● **What needs to be done**:
Read the records below and copy each line that contains "财产和行为税合并纳税申报".

* begin Input data *

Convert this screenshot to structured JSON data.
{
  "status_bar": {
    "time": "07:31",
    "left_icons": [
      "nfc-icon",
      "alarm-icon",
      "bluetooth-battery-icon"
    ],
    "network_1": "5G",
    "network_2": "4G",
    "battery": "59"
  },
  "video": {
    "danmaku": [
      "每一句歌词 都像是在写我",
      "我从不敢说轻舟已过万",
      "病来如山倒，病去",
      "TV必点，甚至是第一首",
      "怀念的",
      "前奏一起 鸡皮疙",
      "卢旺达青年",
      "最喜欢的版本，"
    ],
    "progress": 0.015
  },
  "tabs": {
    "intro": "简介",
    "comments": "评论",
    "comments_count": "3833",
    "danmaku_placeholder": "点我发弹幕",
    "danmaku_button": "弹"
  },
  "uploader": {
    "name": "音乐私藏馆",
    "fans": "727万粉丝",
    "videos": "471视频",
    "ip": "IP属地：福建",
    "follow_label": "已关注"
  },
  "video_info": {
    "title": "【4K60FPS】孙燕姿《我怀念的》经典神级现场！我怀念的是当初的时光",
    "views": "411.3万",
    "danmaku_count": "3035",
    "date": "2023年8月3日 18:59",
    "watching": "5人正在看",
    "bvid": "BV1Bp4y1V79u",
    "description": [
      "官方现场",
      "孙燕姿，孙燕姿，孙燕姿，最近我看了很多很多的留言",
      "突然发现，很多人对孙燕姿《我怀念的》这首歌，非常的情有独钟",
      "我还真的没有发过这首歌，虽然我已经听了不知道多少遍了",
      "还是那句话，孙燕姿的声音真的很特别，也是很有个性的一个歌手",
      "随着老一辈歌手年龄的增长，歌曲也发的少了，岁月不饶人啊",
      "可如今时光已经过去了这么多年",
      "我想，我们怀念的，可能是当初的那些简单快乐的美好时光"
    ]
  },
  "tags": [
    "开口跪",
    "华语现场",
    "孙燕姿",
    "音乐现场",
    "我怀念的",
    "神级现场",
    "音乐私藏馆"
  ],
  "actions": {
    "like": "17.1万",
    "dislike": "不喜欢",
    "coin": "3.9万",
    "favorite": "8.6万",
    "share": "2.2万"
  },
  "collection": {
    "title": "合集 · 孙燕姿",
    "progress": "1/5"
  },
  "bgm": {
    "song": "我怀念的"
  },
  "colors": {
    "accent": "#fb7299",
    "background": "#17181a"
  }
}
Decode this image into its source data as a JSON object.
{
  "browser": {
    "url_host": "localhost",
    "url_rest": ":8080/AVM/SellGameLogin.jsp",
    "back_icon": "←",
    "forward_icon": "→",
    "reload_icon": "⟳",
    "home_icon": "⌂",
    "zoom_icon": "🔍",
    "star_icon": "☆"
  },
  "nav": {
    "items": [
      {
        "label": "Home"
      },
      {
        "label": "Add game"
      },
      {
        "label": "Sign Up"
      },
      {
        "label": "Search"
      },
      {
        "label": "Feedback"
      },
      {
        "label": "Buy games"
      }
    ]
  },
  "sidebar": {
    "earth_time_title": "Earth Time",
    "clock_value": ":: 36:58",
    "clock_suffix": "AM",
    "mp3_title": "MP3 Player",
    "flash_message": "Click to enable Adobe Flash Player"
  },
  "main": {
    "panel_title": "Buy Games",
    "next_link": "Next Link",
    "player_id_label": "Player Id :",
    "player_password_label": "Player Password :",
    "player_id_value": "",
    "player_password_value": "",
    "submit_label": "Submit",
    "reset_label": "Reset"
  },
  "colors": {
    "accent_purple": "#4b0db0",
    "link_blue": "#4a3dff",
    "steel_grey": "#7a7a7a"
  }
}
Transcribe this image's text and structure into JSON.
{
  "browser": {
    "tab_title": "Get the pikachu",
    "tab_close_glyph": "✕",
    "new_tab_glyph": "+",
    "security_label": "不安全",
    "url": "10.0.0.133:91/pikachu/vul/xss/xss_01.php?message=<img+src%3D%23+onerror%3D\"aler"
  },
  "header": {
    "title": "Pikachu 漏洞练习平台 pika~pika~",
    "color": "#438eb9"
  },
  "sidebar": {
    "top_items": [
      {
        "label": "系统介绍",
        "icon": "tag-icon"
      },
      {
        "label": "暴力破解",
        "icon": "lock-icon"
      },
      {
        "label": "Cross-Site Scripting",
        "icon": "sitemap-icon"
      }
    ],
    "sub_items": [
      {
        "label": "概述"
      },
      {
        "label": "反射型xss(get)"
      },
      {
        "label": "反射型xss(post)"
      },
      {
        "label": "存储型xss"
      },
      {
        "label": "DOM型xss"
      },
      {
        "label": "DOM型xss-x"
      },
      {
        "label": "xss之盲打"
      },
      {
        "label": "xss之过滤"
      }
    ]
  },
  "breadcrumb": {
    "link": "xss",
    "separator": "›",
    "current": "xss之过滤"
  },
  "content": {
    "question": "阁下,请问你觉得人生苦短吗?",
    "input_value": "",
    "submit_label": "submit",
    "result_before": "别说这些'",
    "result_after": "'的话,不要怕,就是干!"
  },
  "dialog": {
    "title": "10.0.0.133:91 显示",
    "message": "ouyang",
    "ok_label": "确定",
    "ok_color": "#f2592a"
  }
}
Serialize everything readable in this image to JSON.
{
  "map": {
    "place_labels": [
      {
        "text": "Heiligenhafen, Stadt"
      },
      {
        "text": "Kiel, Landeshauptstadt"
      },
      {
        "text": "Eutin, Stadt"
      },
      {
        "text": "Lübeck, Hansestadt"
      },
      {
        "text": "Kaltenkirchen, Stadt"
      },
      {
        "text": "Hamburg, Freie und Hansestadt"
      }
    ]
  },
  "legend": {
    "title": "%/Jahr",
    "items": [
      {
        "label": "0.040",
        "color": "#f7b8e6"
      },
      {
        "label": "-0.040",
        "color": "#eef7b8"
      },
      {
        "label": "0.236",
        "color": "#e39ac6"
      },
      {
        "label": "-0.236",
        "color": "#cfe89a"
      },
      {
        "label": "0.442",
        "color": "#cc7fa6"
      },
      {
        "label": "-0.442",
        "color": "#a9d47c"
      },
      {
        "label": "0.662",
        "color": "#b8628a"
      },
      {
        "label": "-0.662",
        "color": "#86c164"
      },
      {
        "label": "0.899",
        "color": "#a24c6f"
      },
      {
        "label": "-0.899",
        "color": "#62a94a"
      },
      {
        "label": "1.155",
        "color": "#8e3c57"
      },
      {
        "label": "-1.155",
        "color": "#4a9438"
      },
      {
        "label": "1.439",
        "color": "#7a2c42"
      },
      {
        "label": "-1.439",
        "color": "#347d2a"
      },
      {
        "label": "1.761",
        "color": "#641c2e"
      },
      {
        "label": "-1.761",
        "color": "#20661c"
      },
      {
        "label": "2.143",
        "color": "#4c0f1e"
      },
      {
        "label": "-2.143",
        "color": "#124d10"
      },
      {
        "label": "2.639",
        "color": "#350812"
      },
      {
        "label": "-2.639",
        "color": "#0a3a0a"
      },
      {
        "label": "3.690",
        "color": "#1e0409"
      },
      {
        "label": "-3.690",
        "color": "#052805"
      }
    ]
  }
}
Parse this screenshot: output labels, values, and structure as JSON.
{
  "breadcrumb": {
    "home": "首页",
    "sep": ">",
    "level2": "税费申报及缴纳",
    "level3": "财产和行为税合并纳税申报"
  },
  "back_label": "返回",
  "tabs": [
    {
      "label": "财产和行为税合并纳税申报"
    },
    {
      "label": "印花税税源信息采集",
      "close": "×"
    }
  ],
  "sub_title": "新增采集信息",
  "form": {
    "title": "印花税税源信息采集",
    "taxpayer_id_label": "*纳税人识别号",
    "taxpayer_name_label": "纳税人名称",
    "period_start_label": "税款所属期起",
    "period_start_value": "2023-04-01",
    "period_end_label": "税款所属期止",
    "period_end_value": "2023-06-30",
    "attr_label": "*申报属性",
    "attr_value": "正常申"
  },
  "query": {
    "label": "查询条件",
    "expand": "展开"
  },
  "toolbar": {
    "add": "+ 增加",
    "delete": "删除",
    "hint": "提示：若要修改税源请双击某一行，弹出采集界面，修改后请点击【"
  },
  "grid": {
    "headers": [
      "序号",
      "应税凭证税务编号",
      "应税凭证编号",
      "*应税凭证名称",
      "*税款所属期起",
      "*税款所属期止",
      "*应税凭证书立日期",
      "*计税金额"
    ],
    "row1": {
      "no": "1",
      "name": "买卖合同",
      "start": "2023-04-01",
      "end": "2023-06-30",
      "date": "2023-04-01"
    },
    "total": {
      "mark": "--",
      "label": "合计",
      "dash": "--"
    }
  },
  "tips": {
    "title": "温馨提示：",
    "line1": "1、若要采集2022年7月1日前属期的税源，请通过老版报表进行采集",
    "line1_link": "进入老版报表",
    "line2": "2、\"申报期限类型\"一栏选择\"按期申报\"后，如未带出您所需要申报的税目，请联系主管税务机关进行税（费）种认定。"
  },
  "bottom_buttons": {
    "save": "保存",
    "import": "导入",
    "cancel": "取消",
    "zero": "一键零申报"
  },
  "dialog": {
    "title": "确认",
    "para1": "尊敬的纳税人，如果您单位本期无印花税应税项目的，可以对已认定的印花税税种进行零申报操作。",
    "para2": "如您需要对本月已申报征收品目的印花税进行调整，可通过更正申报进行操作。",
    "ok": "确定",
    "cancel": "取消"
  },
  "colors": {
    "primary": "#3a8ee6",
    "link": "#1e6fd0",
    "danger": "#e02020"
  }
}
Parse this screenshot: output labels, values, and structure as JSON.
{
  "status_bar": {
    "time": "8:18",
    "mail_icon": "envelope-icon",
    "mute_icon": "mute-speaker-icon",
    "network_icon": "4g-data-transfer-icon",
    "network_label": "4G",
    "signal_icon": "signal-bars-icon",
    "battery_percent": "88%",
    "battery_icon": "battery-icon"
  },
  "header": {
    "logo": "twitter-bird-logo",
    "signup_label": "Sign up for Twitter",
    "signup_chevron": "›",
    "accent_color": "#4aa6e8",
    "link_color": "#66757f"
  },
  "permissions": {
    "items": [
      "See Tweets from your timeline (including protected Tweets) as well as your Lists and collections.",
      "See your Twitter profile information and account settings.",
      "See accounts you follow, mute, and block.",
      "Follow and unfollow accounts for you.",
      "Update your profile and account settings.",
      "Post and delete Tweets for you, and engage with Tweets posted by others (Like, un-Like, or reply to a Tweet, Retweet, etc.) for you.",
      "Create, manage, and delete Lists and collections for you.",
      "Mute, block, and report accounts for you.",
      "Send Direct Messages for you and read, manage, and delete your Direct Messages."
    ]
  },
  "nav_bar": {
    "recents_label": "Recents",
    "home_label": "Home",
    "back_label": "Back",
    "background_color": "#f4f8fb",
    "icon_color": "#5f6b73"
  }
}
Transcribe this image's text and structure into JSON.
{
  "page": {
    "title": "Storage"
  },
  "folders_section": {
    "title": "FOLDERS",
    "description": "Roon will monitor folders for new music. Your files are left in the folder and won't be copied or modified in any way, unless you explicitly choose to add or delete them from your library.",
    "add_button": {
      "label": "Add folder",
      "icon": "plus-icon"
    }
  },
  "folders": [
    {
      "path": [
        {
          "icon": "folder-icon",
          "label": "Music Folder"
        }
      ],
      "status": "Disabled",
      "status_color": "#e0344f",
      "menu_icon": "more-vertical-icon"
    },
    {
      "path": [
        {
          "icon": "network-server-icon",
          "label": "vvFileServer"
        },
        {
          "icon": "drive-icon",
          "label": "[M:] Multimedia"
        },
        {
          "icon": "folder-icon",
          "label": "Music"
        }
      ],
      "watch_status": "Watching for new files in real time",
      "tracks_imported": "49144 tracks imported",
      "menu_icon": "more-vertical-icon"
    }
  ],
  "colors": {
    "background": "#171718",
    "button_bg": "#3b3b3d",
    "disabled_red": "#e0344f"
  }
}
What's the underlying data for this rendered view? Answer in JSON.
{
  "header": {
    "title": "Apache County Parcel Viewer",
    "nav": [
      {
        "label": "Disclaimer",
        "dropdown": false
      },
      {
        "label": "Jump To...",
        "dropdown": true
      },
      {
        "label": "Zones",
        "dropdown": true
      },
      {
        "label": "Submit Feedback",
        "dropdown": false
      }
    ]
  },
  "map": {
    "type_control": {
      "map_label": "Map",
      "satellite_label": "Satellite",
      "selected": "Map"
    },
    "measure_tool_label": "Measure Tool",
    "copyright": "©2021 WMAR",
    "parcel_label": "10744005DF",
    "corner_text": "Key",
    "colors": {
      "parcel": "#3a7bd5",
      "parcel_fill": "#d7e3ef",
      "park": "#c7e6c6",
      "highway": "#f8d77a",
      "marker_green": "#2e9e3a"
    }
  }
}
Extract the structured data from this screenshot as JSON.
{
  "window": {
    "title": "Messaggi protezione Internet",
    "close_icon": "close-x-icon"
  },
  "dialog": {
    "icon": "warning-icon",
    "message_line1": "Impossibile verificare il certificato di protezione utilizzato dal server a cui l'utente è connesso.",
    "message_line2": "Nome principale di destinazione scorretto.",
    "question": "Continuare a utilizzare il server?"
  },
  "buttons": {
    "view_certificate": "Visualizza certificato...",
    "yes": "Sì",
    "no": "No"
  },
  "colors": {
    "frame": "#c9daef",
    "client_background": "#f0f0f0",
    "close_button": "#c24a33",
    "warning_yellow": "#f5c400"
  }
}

* end Input data *

● **Reply to the exercise**:
    "level3": "财产和行为税合并纳税申报"
      "label": "财产和行为税合并纳税申报"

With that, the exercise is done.